> **SHORT EXERCISE**
Pictures aside, repeat every entry exactly.

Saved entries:

------------------------------------------------------------

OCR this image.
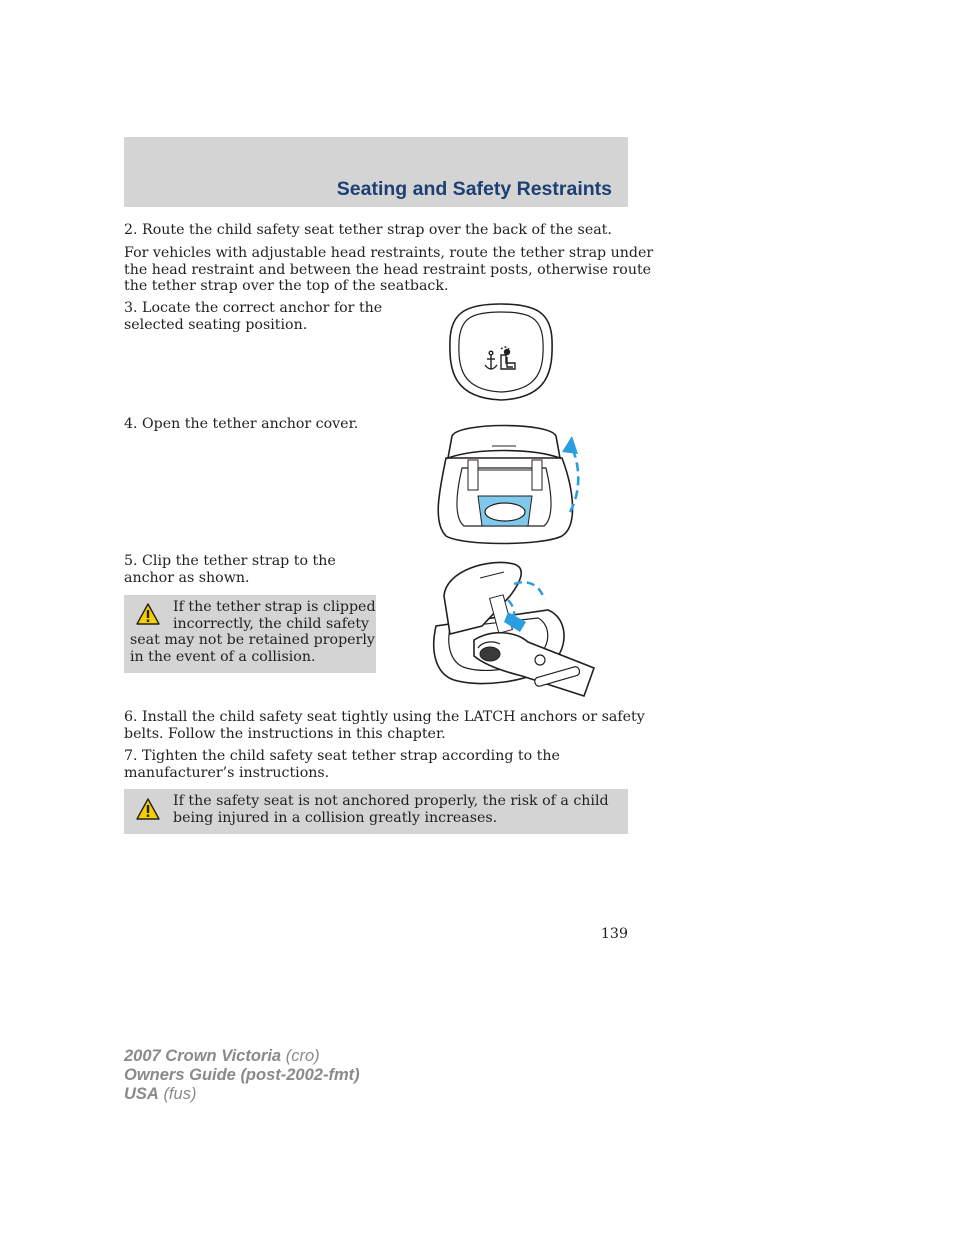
Seating and Safety Restraints
2. Route the child safety seat tether strap over the back of the seat.
For vehicles with adjustable head restraints, route the tether strap under
the head restraint and between the head restraint posts, otherwise route
the tether strap over the top of the seatback.
3. Locate the correct anchor for the
selected seating position.
4. Open the tether anchor cover.
5. Clip the tether strap to the
anchor as shown.
If the tether strap is clipped
incorrectly, the child safety
seat may not be retained properly
in the event of a collision.
6. Install the child safety seat tightly using the LATCH anchors or safety
belts. Follow the instructions in this chapter.
7. Tighten the child safety seat tether strap according to the
manufacturer’s instructions.
If the safety seat is not anchored properly, the risk of a child
being injured in a collision greatly increases.
139
2007 Crown Victoria (cro)
Owners Guide (post-2002-fmt)
USA (fus)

------------------------------------------------------------

> **SOLUTION TO THIS PROBLEM**
OCR this image.
Seating and Safety Restraints
2. Route the child safety seat tether strap over the back of the seat.
For vehicles with adjustable head restraints, route the tether strap under
the head restraint and between the head restraint posts, otherwise route
the tether strap over the top of the seatback.
3. Locate the correct anchor for the
selected seating position.
4. Open the tether anchor cover.
5. Clip the tether strap to the
anchor as shown.
If the tether strap is clipped
incorrectly, the child safety
seat may not be retained properly
in the event of a collision.
6. Install the child safety seat tightly using the LATCH anchors or safety
belts. Follow the instructions in this chapter.
7. Tighten the child safety seat tether strap according to the
manufacturer’s instructions.
If the safety seat is not anchored properly, the risk of a child
being injured in a collision greatly increases.
139
2007 Crown Victoria (cro)
Owners Guide (post-2002-fmt)
USA (fus)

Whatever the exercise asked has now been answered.